• [Some records]:
#####

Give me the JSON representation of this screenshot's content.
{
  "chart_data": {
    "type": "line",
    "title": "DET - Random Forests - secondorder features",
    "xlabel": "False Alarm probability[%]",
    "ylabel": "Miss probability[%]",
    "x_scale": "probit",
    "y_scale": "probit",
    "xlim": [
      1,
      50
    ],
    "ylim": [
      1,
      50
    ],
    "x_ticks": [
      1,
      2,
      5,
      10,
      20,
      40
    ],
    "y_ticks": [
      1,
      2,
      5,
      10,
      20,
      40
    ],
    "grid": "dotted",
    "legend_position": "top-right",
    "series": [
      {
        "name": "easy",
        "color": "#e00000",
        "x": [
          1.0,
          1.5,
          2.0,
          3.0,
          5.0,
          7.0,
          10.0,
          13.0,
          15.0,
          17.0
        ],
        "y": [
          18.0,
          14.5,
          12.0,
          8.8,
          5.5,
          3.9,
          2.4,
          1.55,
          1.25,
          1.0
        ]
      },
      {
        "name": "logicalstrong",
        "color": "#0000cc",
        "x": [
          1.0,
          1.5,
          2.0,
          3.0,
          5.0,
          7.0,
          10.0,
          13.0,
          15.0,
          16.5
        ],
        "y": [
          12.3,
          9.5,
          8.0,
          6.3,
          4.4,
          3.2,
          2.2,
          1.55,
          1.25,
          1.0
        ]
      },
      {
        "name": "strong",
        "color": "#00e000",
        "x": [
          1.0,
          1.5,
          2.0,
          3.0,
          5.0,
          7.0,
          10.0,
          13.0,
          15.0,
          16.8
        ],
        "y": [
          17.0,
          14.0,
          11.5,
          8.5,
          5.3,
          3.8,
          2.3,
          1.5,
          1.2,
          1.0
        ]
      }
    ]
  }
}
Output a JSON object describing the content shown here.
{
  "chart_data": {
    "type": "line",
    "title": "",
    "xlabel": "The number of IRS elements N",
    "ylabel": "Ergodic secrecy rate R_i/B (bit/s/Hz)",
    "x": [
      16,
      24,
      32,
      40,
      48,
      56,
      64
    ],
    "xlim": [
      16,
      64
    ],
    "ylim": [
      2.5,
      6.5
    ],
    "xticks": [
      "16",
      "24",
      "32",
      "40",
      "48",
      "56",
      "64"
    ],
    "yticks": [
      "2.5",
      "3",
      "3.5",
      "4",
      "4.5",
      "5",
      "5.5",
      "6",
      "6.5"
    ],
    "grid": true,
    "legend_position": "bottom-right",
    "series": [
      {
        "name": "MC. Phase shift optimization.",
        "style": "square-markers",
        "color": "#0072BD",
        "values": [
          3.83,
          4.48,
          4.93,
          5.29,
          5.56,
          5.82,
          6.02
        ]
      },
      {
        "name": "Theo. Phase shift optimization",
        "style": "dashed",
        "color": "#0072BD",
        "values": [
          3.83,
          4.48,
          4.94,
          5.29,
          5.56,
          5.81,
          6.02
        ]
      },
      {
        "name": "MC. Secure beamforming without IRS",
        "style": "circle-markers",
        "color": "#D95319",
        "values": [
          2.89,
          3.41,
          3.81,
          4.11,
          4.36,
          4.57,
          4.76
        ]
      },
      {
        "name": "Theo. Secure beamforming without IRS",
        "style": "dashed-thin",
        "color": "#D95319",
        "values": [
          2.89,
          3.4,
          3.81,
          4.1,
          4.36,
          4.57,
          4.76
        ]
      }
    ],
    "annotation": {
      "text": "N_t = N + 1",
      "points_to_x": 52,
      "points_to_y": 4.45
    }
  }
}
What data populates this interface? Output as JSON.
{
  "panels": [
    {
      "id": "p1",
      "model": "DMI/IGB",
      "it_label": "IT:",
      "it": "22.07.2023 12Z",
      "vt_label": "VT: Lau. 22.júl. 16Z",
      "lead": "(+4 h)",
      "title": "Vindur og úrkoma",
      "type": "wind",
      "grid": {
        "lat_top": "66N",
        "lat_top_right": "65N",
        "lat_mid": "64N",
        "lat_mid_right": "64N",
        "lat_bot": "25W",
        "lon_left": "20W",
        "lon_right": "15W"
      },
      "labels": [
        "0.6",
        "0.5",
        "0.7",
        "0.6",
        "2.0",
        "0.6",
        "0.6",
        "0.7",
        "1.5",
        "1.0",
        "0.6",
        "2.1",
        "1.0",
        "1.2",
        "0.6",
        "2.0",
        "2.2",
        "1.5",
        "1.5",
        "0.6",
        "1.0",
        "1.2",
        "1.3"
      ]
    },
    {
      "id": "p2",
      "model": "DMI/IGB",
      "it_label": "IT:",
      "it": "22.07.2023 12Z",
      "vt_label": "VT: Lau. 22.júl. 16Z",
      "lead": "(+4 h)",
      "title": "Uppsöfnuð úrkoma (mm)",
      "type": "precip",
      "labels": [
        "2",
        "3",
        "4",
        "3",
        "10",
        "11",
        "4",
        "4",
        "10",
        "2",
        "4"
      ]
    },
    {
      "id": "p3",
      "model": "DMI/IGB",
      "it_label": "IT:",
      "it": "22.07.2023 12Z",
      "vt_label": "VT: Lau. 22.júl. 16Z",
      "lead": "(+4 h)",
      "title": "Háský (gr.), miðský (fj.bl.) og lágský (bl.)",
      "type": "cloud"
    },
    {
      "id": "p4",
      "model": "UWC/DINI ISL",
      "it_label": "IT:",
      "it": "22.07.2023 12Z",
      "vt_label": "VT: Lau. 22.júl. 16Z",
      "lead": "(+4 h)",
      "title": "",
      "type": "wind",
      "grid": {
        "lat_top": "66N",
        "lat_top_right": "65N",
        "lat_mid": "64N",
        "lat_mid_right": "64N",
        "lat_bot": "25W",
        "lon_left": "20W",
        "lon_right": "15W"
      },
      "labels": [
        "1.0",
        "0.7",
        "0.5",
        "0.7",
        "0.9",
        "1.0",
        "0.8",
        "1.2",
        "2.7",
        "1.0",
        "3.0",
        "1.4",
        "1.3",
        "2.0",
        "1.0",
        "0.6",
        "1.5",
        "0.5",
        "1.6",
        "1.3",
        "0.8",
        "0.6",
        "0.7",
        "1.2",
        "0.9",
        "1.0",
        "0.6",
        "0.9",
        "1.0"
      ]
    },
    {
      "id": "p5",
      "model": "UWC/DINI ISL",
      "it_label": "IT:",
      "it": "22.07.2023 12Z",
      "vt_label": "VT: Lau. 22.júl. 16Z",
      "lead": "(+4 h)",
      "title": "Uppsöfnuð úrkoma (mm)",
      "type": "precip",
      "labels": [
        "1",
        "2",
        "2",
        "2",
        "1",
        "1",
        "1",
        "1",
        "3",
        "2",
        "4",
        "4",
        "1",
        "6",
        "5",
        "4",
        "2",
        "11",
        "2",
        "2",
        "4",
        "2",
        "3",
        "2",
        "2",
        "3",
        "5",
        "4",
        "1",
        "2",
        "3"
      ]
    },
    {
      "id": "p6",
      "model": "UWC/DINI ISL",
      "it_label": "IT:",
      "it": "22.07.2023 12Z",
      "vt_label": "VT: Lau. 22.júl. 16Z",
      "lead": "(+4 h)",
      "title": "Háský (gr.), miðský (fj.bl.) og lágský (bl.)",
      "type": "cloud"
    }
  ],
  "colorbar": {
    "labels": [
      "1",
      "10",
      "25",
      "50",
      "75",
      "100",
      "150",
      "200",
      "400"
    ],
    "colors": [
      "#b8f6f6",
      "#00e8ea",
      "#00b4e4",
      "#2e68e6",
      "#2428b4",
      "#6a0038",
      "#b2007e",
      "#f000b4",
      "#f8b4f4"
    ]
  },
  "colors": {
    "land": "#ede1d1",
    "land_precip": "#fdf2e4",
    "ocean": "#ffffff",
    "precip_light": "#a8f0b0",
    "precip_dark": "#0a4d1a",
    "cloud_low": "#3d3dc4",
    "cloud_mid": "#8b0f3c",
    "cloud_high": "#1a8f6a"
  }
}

#####

• [WORK TO DO]: Count the lines of the listing above that include the word "Theo" and state the total with nothing else.

• [EXERCISE ANSWER]: 2